Problem to solve: From the entries below, extract every line that includes the word "unit".
[START]
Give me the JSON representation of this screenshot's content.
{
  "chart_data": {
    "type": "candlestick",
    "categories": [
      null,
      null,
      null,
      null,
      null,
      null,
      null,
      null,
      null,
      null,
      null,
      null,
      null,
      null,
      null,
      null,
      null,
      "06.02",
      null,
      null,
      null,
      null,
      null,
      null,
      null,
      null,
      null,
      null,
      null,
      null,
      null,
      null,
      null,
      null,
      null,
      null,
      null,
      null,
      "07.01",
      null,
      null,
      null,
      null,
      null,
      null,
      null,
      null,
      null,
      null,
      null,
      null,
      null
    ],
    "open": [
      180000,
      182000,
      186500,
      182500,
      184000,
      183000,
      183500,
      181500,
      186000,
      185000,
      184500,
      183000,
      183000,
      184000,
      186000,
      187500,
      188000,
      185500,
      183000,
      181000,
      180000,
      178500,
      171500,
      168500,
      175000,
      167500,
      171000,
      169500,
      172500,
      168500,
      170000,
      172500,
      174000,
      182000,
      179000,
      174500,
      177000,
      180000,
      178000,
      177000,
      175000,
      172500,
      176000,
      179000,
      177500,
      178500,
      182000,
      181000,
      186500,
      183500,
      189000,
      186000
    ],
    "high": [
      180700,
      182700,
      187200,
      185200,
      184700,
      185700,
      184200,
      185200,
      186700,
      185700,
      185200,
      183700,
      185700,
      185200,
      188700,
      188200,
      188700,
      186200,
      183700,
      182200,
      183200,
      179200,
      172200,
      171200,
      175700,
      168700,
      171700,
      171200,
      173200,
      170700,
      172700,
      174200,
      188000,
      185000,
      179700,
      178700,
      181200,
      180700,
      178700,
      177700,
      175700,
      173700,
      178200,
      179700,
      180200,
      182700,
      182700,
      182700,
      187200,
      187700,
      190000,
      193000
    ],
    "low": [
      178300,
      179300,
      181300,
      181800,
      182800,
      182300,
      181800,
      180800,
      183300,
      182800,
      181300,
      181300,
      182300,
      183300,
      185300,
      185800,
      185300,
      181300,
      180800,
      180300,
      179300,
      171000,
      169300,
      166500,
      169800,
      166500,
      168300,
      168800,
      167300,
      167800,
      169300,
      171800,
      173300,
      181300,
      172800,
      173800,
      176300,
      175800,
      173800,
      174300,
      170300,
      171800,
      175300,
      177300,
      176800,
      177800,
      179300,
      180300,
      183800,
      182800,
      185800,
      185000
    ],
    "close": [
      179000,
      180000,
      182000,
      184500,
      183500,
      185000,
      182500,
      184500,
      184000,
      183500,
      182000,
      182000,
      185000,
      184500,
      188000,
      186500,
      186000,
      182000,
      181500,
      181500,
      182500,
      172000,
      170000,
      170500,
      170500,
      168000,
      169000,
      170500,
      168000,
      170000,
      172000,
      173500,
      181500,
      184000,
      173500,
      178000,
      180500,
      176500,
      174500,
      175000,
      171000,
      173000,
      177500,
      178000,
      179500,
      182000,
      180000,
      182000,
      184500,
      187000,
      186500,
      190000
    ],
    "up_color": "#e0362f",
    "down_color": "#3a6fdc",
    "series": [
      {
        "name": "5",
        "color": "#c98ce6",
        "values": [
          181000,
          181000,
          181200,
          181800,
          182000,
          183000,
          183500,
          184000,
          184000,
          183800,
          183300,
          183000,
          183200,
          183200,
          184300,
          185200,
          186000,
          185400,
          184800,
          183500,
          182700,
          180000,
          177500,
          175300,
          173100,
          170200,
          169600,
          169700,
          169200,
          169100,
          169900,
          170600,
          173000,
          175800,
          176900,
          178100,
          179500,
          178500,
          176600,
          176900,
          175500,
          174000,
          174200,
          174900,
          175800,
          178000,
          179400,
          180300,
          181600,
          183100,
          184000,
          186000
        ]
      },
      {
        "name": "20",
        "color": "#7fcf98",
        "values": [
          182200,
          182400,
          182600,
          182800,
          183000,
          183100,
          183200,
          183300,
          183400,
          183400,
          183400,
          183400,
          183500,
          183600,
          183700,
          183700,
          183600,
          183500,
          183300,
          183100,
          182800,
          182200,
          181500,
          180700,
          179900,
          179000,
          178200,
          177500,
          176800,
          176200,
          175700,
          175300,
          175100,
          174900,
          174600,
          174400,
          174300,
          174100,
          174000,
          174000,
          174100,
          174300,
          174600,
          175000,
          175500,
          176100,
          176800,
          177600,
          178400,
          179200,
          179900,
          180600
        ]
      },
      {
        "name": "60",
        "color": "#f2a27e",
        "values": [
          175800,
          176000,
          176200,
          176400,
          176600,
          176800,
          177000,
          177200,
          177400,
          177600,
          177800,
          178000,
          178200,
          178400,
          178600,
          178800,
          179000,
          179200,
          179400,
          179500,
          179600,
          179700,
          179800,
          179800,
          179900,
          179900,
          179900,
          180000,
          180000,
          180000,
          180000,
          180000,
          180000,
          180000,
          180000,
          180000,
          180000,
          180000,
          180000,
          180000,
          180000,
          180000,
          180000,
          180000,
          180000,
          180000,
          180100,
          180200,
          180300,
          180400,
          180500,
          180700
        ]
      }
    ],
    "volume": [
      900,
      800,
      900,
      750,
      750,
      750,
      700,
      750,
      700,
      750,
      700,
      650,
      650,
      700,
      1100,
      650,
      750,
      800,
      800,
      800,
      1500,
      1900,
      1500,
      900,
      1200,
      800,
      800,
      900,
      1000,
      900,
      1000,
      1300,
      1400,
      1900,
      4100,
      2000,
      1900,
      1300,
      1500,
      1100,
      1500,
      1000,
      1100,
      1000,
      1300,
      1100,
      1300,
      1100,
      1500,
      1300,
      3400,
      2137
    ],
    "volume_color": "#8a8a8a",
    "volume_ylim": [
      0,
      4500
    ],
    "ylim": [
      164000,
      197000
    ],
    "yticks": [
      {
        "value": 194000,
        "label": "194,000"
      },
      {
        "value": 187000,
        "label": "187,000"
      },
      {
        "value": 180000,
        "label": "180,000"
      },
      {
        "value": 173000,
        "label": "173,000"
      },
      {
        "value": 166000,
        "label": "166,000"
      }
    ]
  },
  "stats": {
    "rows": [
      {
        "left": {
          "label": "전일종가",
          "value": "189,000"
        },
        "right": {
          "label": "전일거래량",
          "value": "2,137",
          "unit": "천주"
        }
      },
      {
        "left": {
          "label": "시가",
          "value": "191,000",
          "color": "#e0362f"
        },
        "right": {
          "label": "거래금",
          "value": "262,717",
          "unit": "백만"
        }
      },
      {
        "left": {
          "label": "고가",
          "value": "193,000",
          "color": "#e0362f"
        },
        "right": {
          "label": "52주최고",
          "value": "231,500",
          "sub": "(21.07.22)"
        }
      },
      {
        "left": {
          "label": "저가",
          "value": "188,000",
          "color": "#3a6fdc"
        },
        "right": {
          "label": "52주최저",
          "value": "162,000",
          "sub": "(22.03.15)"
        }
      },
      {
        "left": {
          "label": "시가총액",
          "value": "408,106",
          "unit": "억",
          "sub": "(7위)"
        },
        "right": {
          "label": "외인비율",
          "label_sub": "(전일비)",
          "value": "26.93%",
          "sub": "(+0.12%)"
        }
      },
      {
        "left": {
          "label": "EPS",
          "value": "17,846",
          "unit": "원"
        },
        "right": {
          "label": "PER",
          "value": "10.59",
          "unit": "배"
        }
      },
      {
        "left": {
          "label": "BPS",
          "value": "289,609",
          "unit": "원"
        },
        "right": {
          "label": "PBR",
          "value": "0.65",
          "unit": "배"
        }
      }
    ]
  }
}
[END]
Reply:
          "unit": "천주"
          "unit": "백만"
          "unit": "억",
          "unit": "원"
          "unit": "배"
          "unit": "원"
          "unit": "배"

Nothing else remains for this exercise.